=== Provided data ===

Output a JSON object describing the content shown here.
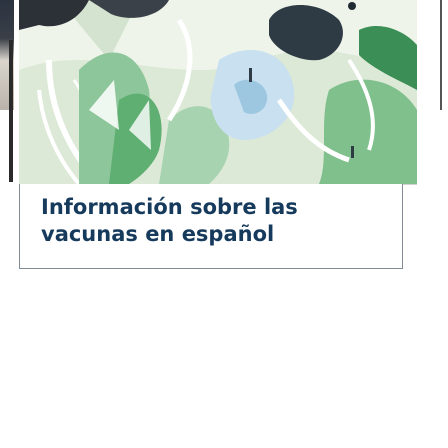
{
  "carousel": {
    "current_card": {
      "caption": "Información sobre las vacunas en español",
      "image_icon": "vaccine-illustration"
    }
  }
}
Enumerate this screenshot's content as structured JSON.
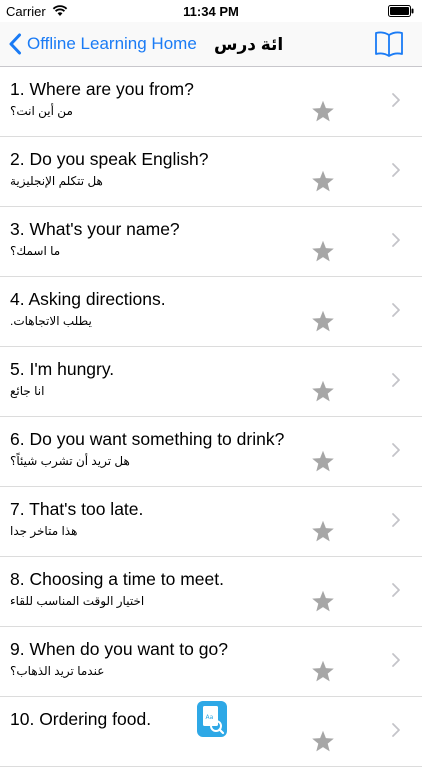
{
  "status_bar": {
    "carrier": "Carrier",
    "time": "11:34 PM",
    "icons": [
      "wifi-icon",
      "battery-icon"
    ]
  },
  "nav": {
    "back_label": "Offline Learning Home",
    "title": "ائة درس",
    "accent_color": "#1a7bf5",
    "icons": [
      "back-chevron-icon",
      "book-icon"
    ]
  },
  "lessons": [
    {
      "title": "1. Where are you from?",
      "subtitle": "من أين انت؟"
    },
    {
      "title": "2. Do you speak English?",
      "subtitle": "هل تتكلم الإنجليزية"
    },
    {
      "title": "3. What's your name?",
      "subtitle": "ما اسمك؟"
    },
    {
      "title": "4. Asking directions.",
      "subtitle": "يطلب الاتجاهات."
    },
    {
      "title": "5. I'm hungry.",
      "subtitle": "انا جائع"
    },
    {
      "title": "6. Do you want something to drink?",
      "subtitle": "هل تريد أن تشرب شيئاً؟"
    },
    {
      "title": "7. That's too late.",
      "subtitle": "هذا متاخر جدا"
    },
    {
      "title": "8. Choosing a time to meet.",
      "subtitle": "اختيار الوقت المناسب للقاء"
    },
    {
      "title": "9. When do you want to go?",
      "subtitle": "عندما تريد الذهاب؟"
    },
    {
      "title": "10. Ordering food.",
      "subtitle": ""
    }
  ],
  "row_icons": [
    "star-icon",
    "chevron-right-icon"
  ],
  "star_color": "#a6a6a6",
  "floating_icon": "dictionary-app-icon"
}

=== What you need to do ===
Output the data exactly. Pictures don't belong in the result.

=== Answer to the problem ===
Output a JSON object describing the content shown here.
{
  "carousel": {
    "current_card": {
      "caption": "Información sobre las vacunas en español",
      "image_icon": "vaccine-illustration"
    }
  }
}
Enumerate this screenshot's content as structured JSON.
{
  "status_bar": {
    "carrier": "Carrier",
    "time": "11:34 PM",
    "icons": [
      "wifi-icon",
      "battery-icon"
    ]
  },
  "nav": {
    "back_label": "Offline Learning Home",
    "title": "ائة درس",
    "accent_color": "#1a7bf5",
    "icons": [
      "back-chevron-icon",
      "book-icon"
    ]
  },
  "lessons": [
    {
      "title": "1. Where are you from?",
      "subtitle": "من أين انت؟"
    },
    {
      "title": "2. Do you speak English?",
      "subtitle": "هل تتكلم الإنجليزية"
    },
    {
      "title": "3. What's your name?",
      "subtitle": "ما اسمك؟"
    },
    {
      "title": "4. Asking directions.",
      "subtitle": "يطلب الاتجاهات."
    },
    {
      "title": "5. I'm hungry.",
      "subtitle": "انا جائع"
    },
    {
      "title": "6. Do you want something to drink?",
      "subtitle": "هل تريد أن تشرب شيئاً؟"
    },
    {
      "title": "7. That's too late.",
      "subtitle": "هذا متاخر جدا"
    },
    {
      "title": "8. Choosing a time to meet.",
      "subtitle": "اختيار الوقت المناسب للقاء"
    },
    {
      "title": "9. When do you want to go?",
      "subtitle": "عندما تريد الذهاب؟"
    },
    {
      "title": "10. Ordering food.",
      "subtitle": ""
    }
  ],
  "row_icons": [
    "star-icon",
    "chevron-right-icon"
  ],
  "star_color": "#a6a6a6",
  "floating_icon": "dictionary-app-icon"
}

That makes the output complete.